[The task] From the entries provided below, copy each line that contains the word "Long".

[Dataset extract]
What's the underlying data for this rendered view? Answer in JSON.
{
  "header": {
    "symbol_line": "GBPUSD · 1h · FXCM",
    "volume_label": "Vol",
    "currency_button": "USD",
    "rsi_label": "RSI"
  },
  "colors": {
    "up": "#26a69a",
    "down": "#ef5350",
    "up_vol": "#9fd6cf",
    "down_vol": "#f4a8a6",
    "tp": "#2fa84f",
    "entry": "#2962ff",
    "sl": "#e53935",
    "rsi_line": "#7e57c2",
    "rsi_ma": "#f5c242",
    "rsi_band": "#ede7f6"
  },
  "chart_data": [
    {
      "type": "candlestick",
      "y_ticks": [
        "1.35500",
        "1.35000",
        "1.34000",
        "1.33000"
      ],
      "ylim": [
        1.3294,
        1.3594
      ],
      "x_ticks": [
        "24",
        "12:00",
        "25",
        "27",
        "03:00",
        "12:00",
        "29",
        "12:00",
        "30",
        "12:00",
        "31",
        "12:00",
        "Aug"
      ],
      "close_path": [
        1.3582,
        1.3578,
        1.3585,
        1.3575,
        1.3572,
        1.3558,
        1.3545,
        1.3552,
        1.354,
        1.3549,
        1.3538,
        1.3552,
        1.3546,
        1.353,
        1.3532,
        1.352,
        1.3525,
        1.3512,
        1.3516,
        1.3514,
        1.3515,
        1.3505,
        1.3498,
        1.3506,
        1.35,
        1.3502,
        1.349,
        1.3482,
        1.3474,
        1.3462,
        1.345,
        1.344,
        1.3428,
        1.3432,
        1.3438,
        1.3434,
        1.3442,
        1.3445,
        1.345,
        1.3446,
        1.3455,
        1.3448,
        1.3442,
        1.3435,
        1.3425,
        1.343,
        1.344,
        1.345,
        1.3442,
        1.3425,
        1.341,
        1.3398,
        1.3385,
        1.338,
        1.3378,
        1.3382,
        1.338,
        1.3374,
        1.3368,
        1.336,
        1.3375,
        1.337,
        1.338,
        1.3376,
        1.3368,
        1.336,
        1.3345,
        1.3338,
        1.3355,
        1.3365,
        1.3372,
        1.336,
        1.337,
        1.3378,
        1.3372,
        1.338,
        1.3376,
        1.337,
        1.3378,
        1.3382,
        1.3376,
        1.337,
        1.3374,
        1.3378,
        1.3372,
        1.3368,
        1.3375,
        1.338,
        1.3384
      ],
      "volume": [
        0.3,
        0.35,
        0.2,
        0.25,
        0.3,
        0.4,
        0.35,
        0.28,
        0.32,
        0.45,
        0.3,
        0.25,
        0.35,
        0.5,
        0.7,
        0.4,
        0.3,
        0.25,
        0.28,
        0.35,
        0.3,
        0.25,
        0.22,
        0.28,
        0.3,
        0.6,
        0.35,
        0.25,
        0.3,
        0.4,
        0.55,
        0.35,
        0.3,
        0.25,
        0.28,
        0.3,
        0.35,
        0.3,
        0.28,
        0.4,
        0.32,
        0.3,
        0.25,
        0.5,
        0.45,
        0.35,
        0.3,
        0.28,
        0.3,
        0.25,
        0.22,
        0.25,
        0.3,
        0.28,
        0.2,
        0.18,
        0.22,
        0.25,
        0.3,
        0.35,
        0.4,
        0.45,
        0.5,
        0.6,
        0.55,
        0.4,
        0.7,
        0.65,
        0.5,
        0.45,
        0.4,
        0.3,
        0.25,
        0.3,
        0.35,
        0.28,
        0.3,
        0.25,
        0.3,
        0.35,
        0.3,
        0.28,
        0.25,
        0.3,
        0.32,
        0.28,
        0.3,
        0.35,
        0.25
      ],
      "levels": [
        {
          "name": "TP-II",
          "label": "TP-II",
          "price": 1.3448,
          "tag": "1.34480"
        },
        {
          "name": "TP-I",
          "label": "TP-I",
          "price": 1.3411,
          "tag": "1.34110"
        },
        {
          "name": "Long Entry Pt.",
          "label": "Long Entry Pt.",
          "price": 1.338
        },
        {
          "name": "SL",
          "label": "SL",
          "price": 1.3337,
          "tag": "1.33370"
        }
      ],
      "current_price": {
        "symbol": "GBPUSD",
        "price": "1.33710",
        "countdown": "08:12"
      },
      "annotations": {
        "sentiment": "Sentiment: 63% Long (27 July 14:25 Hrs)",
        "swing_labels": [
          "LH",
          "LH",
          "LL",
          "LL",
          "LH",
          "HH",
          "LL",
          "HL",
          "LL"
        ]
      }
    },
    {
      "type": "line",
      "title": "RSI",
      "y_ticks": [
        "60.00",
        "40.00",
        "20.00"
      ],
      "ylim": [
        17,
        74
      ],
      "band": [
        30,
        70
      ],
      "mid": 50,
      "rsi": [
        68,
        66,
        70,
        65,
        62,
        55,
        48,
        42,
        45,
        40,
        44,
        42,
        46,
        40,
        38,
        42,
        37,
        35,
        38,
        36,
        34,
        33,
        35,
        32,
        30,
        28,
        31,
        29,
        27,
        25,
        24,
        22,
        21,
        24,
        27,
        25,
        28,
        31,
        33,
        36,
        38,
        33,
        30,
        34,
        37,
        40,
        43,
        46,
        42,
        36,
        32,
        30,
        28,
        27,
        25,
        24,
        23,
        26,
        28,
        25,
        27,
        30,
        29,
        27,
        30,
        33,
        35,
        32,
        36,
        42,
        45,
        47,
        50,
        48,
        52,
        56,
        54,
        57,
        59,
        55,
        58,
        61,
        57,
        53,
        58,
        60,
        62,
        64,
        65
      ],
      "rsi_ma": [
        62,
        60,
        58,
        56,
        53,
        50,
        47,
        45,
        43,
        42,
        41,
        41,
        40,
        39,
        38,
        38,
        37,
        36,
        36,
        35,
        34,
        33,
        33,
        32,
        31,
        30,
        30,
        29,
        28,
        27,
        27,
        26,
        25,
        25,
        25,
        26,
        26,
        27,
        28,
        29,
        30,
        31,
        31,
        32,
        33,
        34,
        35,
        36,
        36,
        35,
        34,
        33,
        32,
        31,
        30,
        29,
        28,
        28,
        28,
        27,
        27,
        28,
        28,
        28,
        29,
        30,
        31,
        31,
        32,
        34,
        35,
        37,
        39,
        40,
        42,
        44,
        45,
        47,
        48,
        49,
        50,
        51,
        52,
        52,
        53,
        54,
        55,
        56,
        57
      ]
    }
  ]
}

[Response to the task]
          "name": "Long Entry Pt.",
          "label": "Long Entry Pt.",
        "sentiment": "Sentiment: 63% Long (27 July 14:25 Hrs)",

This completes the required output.